= Exercise prompt =
Write each line out again exactly as written.

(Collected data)
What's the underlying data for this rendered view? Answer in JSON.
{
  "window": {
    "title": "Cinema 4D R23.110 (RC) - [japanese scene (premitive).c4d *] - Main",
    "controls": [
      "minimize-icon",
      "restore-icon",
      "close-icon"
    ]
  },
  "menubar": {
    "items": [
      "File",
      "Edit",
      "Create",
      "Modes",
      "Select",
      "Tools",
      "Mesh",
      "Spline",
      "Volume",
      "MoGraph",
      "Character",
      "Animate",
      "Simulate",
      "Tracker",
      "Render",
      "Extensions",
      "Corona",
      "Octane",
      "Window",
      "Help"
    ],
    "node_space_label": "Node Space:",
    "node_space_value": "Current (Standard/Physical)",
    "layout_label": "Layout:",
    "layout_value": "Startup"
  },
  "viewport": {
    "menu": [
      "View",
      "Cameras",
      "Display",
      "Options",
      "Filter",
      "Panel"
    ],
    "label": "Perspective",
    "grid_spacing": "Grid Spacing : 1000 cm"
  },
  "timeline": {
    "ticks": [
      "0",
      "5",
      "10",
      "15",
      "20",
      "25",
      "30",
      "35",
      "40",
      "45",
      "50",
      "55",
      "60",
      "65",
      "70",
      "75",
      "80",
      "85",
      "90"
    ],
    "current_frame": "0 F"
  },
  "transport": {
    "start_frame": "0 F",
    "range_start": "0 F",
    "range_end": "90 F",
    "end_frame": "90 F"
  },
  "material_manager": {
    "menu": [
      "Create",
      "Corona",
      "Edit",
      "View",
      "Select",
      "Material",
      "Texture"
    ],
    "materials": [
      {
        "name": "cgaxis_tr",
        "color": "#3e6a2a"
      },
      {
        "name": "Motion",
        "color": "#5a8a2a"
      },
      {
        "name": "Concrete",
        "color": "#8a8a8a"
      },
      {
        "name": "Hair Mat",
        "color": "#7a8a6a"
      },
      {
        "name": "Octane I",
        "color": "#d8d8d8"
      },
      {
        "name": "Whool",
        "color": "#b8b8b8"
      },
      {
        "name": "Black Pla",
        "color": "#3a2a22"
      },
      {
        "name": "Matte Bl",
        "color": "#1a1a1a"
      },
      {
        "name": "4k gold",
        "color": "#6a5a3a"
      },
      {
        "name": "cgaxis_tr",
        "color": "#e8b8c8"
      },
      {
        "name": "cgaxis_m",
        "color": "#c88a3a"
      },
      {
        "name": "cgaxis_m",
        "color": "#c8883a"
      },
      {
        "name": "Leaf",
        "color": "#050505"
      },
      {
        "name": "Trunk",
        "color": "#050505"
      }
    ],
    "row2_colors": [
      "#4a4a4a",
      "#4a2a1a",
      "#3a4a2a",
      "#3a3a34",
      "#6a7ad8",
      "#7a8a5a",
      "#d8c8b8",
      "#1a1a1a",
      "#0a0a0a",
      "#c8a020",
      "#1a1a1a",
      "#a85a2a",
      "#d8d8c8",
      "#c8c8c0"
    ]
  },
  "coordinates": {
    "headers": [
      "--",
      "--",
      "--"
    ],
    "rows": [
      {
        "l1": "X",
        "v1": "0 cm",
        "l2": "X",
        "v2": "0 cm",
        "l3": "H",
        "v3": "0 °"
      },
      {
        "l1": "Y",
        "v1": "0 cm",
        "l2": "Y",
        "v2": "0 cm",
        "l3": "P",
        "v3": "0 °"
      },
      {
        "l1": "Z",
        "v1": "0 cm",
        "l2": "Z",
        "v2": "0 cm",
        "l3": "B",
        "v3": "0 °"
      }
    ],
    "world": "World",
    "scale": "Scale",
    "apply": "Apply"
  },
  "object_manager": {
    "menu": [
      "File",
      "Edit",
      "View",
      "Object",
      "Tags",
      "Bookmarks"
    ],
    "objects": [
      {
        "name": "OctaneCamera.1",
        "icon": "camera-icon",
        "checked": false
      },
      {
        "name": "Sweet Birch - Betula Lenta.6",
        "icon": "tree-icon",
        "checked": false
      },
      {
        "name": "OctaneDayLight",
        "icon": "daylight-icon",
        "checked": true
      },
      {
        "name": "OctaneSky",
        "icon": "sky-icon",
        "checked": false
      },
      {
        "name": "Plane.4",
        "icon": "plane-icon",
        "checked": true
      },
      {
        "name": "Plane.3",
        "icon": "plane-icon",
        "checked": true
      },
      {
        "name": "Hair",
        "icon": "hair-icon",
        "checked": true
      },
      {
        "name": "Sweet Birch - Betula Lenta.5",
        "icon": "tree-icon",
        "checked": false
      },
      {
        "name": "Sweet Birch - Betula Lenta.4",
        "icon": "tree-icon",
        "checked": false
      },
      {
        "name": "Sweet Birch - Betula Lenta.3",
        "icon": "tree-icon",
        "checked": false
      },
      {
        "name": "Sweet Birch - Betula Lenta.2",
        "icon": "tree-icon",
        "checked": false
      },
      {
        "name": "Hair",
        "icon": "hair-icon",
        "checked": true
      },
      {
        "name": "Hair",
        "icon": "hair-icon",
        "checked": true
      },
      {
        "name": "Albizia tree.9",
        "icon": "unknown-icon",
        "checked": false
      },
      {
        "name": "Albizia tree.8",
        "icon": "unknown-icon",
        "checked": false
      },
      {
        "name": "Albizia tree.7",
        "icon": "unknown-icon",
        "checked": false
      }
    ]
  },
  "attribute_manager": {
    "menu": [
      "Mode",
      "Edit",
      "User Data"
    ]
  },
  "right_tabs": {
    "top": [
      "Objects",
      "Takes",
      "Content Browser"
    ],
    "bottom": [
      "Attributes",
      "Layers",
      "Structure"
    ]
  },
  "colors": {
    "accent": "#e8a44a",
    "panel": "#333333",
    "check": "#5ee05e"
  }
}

= Finished task =
What's the underlying data for this rendered view? Answer in JSON.
{
  "window": {
    "title": "Cinema 4D R23.110 (RC) - [japanese scene (premitive).c4d *] - Main",
    "controls": [
      "minimize-icon",
      "restore-icon",
      "close-icon"
    ]
  },
  "menubar": {
    "items": [
      "File",
      "Edit",
      "Create",
      "Modes",
      "Select",
      "Tools",
      "Mesh",
      "Spline",
      "Volume",
      "MoGraph",
      "Character",
      "Animate",
      "Simulate",
      "Tracker",
      "Render",
      "Extensions",
      "Corona",
      "Octane",
      "Window",
      "Help"
    ],
    "node_space_label": "Node Space:",
    "node_space_value": "Current (Standard/Physical)",
    "layout_label": "Layout:",
    "layout_value": "Startup"
  },
  "viewport": {
    "menu": [
      "View",
      "Cameras",
      "Display",
      "Options",
      "Filter",
      "Panel"
    ],
    "label": "Perspective",
    "grid_spacing": "Grid Spacing : 1000 cm"
  },
  "timeline": {
    "ticks": [
      "0",
      "5",
      "10",
      "15",
      "20",
      "25",
      "30",
      "35",
      "40",
      "45",
      "50",
      "55",
      "60",
      "65",
      "70",
      "75",
      "80",
      "85",
      "90"
    ],
    "current_frame": "0 F"
  },
  "transport": {
    "start_frame": "0 F",
    "range_start": "0 F",
    "range_end": "90 F",
    "end_frame": "90 F"
  },
  "material_manager": {
    "menu": [
      "Create",
      "Corona",
      "Edit",
      "View",
      "Select",
      "Material",
      "Texture"
    ],
    "materials": [
      {
        "name": "cgaxis_tr",
        "color": "#3e6a2a"
      },
      {
        "name": "Motion",
        "color": "#5a8a2a"
      },
      {
        "name": "Concrete",
        "color": "#8a8a8a"
      },
      {
        "name": "Hair Mat",
        "color": "#7a8a6a"
      },
      {
        "name": "Octane I",
        "color": "#d8d8d8"
      },
      {
        "name": "Whool",
        "color": "#b8b8b8"
      },
      {
        "name": "Black Pla",
        "color": "#3a2a22"
      },
      {
        "name": "Matte Bl",
        "color": "#1a1a1a"
      },
      {
        "name": "4k gold",
        "color": "#6a5a3a"
      },
      {
        "name": "cgaxis_tr",
        "color": "#e8b8c8"
      },
      {
        "name": "cgaxis_m",
        "color": "#c88a3a"
      },
      {
        "name": "cgaxis_m",
        "color": "#c8883a"
      },
      {
        "name": "Leaf",
        "color": "#050505"
      },
      {
        "name": "Trunk",
        "color": "#050505"
      }
    ],
    "row2_colors": [
      "#4a4a4a",
      "#4a2a1a",
      "#3a4a2a",
      "#3a3a34",
      "#6a7ad8",
      "#7a8a5a",
      "#d8c8b8",
      "#1a1a1a",
      "#0a0a0a",
      "#c8a020",
      "#1a1a1a",
      "#a85a2a",
      "#d8d8c8",
      "#c8c8c0"
    ]
  },
  "coordinates": {
    "headers": [
      "--",
      "--",
      "--"
    ],
    "rows": [
      {
        "l1": "X",
        "v1": "0 cm",
        "l2": "X",
        "v2": "0 cm",
        "l3": "H",
        "v3": "0 °"
      },
      {
        "l1": "Y",
        "v1": "0 cm",
        "l2": "Y",
        "v2": "0 cm",
        "l3": "P",
        "v3": "0 °"
      },
      {
        "l1": "Z",
        "v1": "0 cm",
        "l2": "Z",
        "v2": "0 cm",
        "l3": "B",
        "v3": "0 °"
      }
    ],
    "world": "World",
    "scale": "Scale",
    "apply": "Apply"
  },
  "object_manager": {
    "menu": [
      "File",
      "Edit",
      "View",
      "Object",
      "Tags",
      "Bookmarks"
    ],
    "objects": [
      {
        "name": "OctaneCamera.1",
        "icon": "camera-icon",
        "checked": false
      },
      {
        "name": "Sweet Birch - Betula Lenta.6",
        "icon": "tree-icon",
        "checked": false
      },
      {
        "name": "OctaneDayLight",
        "icon": "daylight-icon",
        "checked": true
      },
      {
        "name": "OctaneSky",
        "icon": "sky-icon",
        "checked": false
      },
      {
        "name": "Plane.4",
        "icon": "plane-icon",
        "checked": true
      },
      {
        "name": "Plane.3",
        "icon": "plane-icon",
        "checked": true
      },
      {
        "name": "Hair",
        "icon": "hair-icon",
        "checked": true
      },
      {
        "name": "Sweet Birch - Betula Lenta.5",
        "icon": "tree-icon",
        "checked": false
      },
      {
        "name": "Sweet Birch - Betula Lenta.4",
        "icon": "tree-icon",
        "checked": false
      },
      {
        "name": "Sweet Birch - Betula Lenta.3",
        "icon": "tree-icon",
        "checked": false
      },
      {
        "name": "Sweet Birch - Betula Lenta.2",
        "icon": "tree-icon",
        "checked": false
      },
      {
        "name": "Hair",
        "icon": "hair-icon",
        "checked": true
      },
      {
        "name": "Hair",
        "icon": "hair-icon",
        "checked": true
      },
      {
        "name": "Albizia tree.9",
        "icon": "unknown-icon",
        "checked": false
      },
      {
        "name": "Albizia tree.8",
        "icon": "unknown-icon",
        "checked": false
      },
      {
        "name": "Albizia tree.7",
        "icon": "unknown-icon",
        "checked": false
      }
    ]
  },
  "attribute_manager": {
    "menu": [
      "Mode",
      "Edit",
      "User Data"
    ]
  },
  "right_tabs": {
    "top": [
      "Objects",
      "Takes",
      "Content Browser"
    ],
    "bottom": [
      "Attributes",
      "Layers",
      "Structure"
    ]
  },
  "colors": {
    "accent": "#e8a44a",
    "panel": "#333333",
    "check": "#5ee05e"
  }
}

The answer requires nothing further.